(What to produce):
Scan the material and copy every line in which "Padronizada" appears.

>> begin Data shown

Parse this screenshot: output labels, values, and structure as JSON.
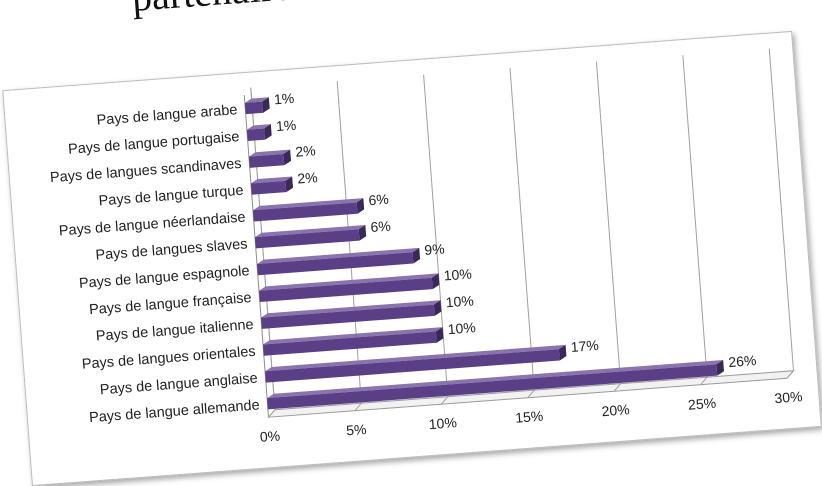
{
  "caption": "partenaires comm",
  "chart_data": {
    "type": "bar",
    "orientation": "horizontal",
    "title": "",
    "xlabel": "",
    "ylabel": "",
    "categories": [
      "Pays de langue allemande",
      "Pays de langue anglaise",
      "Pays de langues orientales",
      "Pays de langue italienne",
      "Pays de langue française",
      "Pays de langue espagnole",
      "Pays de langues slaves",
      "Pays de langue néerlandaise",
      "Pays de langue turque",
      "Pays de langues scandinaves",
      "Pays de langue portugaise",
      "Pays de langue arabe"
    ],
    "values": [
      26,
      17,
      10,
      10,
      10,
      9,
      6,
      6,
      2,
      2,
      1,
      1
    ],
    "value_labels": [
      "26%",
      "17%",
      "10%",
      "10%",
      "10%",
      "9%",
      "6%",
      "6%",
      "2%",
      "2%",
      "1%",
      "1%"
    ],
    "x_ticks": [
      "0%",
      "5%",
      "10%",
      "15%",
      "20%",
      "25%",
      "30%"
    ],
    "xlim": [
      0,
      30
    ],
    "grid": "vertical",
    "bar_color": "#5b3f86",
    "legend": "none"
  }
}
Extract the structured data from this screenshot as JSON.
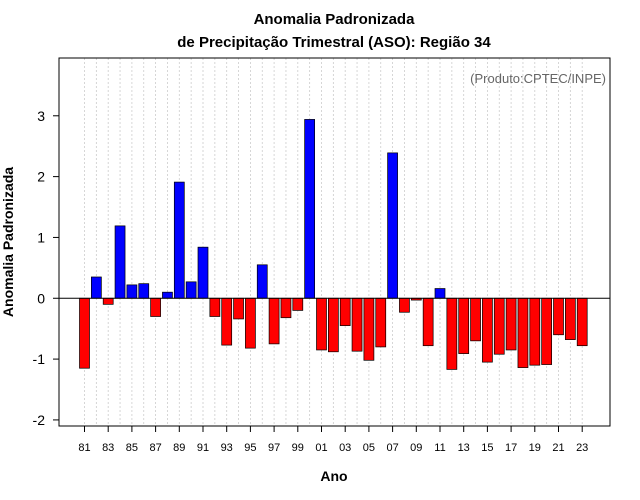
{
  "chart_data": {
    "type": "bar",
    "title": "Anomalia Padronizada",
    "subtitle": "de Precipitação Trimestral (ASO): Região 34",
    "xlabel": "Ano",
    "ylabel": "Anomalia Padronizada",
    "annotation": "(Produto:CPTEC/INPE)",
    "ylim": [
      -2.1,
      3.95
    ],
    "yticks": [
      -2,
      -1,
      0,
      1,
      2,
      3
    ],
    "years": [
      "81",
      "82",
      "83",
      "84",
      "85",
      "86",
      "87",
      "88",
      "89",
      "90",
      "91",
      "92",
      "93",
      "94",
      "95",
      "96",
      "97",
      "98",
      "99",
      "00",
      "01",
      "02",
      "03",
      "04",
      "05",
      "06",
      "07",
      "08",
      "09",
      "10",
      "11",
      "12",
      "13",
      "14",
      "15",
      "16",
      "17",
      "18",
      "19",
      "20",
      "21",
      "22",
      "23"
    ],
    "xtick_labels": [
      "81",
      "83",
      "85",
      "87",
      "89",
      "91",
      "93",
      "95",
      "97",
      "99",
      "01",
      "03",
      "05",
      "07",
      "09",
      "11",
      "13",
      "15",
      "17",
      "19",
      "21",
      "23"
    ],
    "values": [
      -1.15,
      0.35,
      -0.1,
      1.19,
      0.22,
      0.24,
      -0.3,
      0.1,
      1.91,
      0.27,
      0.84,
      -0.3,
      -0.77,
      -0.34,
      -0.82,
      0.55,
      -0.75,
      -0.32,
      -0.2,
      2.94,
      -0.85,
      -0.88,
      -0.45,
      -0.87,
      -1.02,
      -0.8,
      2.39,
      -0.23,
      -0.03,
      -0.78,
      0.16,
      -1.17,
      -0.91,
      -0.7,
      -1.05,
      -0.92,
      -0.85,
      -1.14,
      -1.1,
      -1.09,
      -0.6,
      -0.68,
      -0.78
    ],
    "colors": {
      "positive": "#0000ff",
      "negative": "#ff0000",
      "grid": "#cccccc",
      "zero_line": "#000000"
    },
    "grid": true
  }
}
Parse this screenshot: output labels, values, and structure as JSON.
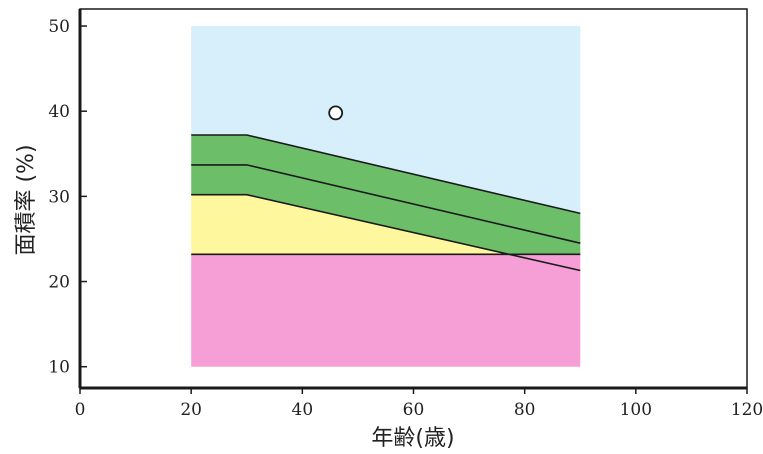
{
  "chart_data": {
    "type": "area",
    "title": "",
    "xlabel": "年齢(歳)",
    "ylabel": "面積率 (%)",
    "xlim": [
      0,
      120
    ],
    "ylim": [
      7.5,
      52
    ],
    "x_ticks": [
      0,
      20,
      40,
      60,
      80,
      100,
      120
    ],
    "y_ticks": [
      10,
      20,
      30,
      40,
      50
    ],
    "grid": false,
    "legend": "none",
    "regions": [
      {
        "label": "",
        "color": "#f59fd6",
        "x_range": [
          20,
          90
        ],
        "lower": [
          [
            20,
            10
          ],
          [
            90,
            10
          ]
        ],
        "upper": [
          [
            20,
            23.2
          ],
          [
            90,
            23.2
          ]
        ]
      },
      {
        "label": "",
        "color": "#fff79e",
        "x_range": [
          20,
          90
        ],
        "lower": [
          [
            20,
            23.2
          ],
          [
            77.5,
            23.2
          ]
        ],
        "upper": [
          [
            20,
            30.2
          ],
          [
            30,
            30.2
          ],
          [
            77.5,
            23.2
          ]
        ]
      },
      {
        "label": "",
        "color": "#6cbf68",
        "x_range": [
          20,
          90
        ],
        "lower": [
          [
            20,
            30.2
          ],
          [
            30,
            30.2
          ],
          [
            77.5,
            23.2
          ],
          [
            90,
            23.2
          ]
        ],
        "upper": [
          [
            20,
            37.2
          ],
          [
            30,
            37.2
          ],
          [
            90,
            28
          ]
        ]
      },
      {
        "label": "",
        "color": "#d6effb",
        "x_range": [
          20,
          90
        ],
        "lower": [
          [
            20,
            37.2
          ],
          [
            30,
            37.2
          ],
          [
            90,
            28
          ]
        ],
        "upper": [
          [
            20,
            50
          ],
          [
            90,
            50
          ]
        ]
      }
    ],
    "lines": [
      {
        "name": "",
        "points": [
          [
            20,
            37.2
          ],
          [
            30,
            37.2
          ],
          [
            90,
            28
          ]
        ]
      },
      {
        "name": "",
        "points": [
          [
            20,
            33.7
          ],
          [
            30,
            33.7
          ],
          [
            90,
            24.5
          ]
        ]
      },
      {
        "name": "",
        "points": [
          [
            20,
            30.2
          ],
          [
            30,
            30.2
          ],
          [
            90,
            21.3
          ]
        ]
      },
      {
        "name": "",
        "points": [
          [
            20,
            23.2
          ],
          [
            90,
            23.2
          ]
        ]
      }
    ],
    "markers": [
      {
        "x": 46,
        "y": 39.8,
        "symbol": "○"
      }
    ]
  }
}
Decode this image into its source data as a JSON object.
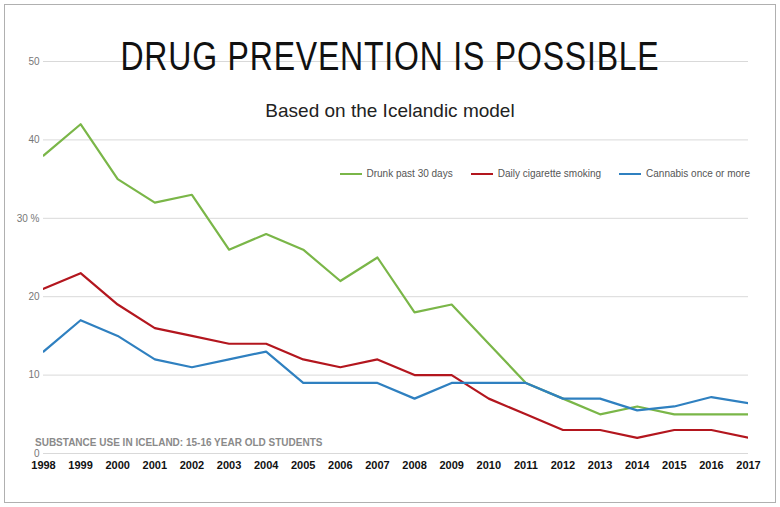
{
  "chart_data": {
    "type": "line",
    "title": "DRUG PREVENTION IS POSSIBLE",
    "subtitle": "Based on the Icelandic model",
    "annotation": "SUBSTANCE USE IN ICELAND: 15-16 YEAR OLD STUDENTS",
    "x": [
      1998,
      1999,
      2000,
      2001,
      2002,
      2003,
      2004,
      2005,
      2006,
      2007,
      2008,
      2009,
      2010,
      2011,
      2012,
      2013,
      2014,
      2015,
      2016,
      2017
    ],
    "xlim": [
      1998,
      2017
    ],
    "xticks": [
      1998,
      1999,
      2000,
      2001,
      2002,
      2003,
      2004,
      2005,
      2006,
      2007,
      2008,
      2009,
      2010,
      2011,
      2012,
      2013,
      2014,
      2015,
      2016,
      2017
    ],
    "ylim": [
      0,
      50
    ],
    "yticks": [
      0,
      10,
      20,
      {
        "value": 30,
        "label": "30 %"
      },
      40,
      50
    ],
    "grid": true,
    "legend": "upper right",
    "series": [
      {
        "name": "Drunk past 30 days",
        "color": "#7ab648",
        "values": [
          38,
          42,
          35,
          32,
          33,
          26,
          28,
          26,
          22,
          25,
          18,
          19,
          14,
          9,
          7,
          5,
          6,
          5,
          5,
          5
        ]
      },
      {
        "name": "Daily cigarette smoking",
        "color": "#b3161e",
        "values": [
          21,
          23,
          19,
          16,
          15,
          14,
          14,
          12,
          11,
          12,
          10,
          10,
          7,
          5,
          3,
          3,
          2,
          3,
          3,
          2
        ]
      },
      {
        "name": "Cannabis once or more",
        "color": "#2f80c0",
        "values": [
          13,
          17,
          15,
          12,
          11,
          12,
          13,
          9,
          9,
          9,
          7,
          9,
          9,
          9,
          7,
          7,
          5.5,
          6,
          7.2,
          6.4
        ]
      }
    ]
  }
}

>> end Data shown

(Exercise output):
    "title": "Anomalia Padronizada",
    "ylabel": "Anomalia Padronizada",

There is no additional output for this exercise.